**STATED PROBLEM**
Copy each of the rows below word for word, omitting the pictures.

═══ SOURCE DATA

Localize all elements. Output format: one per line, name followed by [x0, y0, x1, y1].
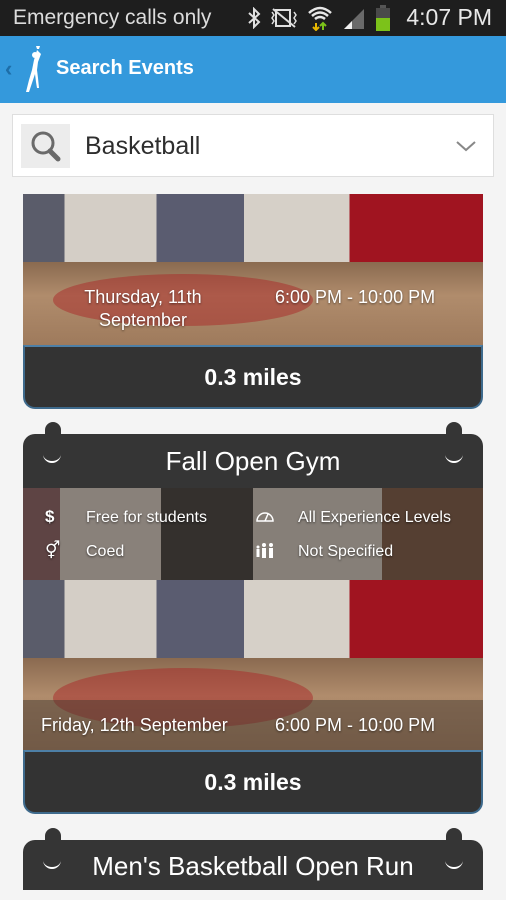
app-bar: ‹ Search Events — [0, 36, 506, 103]
clock: 4:07 PM — [406, 4, 492, 30]
event-distance: 0.3 miles — [23, 345, 483, 409]
event-photo: Thursday, 11th September 6:00 PM - 10:00… — [23, 194, 483, 346]
search-icon — [31, 131, 61, 162]
chevron-down-icon[interactable] — [455, 135, 477, 157]
sport-selector-value: Basketball — [85, 132, 201, 160]
people-icon — [256, 543, 273, 558]
wifi-icon — [308, 6, 332, 31]
event-date: Friday, 12th September — [41, 715, 228, 735]
event-photo: $ Free for students All Experience Level… — [23, 488, 483, 752]
event-date: Thursday, 11th September — [84, 287, 202, 330]
vibrate-icon — [271, 8, 297, 28]
carrier-text: Emergency calls only — [13, 6, 212, 29]
event-title-bar: Fall Open Gym — [23, 434, 483, 488]
status-bar: Emergency calls only 4:07 PM — [0, 0, 506, 36]
event-gender: Coed — [86, 543, 125, 560]
hole-icon — [43, 860, 61, 869]
status-icons — [247, 5, 391, 31]
search-icon-box[interactable] — [21, 124, 70, 168]
basketball-player-icon[interactable] — [22, 44, 44, 94]
hole-icon — [43, 454, 61, 463]
event-age: Not Specified — [298, 543, 394, 560]
event-title: Fall Open Gym — [165, 446, 341, 476]
hole-icon — [445, 454, 463, 463]
speedometer-icon — [256, 512, 274, 522]
event-time: 6:00 PM - 10:00 PM — [275, 287, 436, 307]
bluetooth-icon — [248, 7, 261, 29]
event-title: Men's Basketball Open Run — [92, 851, 414, 881]
event-title-bar: Men's Basketball Open Run — [23, 840, 483, 890]
event-cost: Free for students — [86, 509, 207, 526]
battery-icon — [376, 5, 390, 31]
event-time: 6:00 PM - 10:00 PM — [275, 715, 436, 735]
hole-icon — [445, 860, 463, 869]
signal-icon — [344, 9, 364, 29]
sport-selector[interactable]: Basketball — [12, 114, 494, 177]
chevron-left-icon[interactable]: ‹ — [5, 56, 12, 82]
event-card[interactable]: Thursday, 11th September 6:00 PM - 10:00… — [23, 194, 483, 410]
page-title: Search Events — [56, 57, 194, 79]
event-level: All Experience Levels — [298, 509, 451, 526]
event-distance: 0.3 miles — [23, 750, 483, 814]
event-card[interactable]: Men's Basketball Open Run — [23, 828, 483, 900]
gender-icon: ⚥ — [45, 541, 61, 560]
dollar-icon: $ — [45, 507, 55, 526]
event-card[interactable]: Fall Open Gym $ Free for students All Ex… — [23, 422, 483, 816]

══════

**ANSWER TO THE EXERCISE**
Localize all elements. Output format: one per line, name followed by [x0, y0, x1, y1].
app-bar: ‹ Search Events — [0, 36, 506, 103]
clock: 4:07 PM — [406, 4, 492, 30]
event-distance: 0.3 miles — [23, 345, 483, 409]
event-photo: Thursday, 11th September 6:00 PM - 10:00… — [23, 194, 483, 346]
search-icon — [31, 131, 61, 162]
chevron-down-icon[interactable] — [455, 135, 477, 157]
sport-selector-value: Basketball — [85, 132, 201, 160]
people-icon — [256, 543, 273, 558]
wifi-icon — [308, 6, 332, 31]
event-date: Friday, 12th September — [41, 715, 228, 735]
event-photo: $ Free for students All Experience Level… — [23, 488, 483, 752]
event-date: Thursday, 11th September — [84, 287, 202, 330]
vibrate-icon — [271, 8, 297, 28]
carrier-text: Emergency calls only — [13, 6, 212, 29]
event-title-bar: Fall Open Gym — [23, 434, 483, 488]
status-bar: Emergency calls only 4:07 PM — [0, 0, 506, 36]
event-gender: Coed — [86, 543, 125, 560]
hole-icon — [43, 860, 61, 869]
status-icons — [247, 5, 391, 31]
search-icon-box[interactable] — [21, 124, 70, 168]
basketball-player-icon[interactable] — [22, 44, 44, 94]
hole-icon — [43, 454, 61, 463]
event-age: Not Specified — [298, 543, 394, 560]
event-title: Fall Open Gym — [165, 446, 341, 476]
hole-icon — [445, 454, 463, 463]
speedometer-icon — [256, 512, 274, 522]
event-time: 6:00 PM - 10:00 PM — [275, 287, 436, 307]
bluetooth-icon — [248, 7, 261, 29]
event-title: Men's Basketball Open Run — [92, 851, 414, 881]
event-title-bar: Men's Basketball Open Run — [23, 840, 483, 890]
event-cost: Free for students — [86, 509, 207, 526]
battery-icon — [376, 5, 390, 31]
event-time: 6:00 PM - 10:00 PM — [275, 715, 436, 735]
hole-icon — [445, 860, 463, 869]
signal-icon — [344, 9, 364, 29]
sport-selector[interactable]: Basketball — [12, 114, 494, 177]
chevron-left-icon[interactable]: ‹ — [5, 56, 12, 82]
event-card[interactable]: Thursday, 11th September 6:00 PM - 10:00… — [23, 194, 483, 410]
page-title: Search Events — [56, 57, 194, 79]
event-level: All Experience Levels — [298, 509, 451, 526]
event-distance: 0.3 miles — [23, 750, 483, 814]
event-card[interactable]: Men's Basketball Open Run — [23, 828, 483, 900]
gender-icon: ⚥ — [45, 541, 61, 560]
dollar-icon: $ — [45, 507, 55, 526]
event-card[interactable]: Fall Open Gym $ Free for students All Ex… — [23, 422, 483, 816]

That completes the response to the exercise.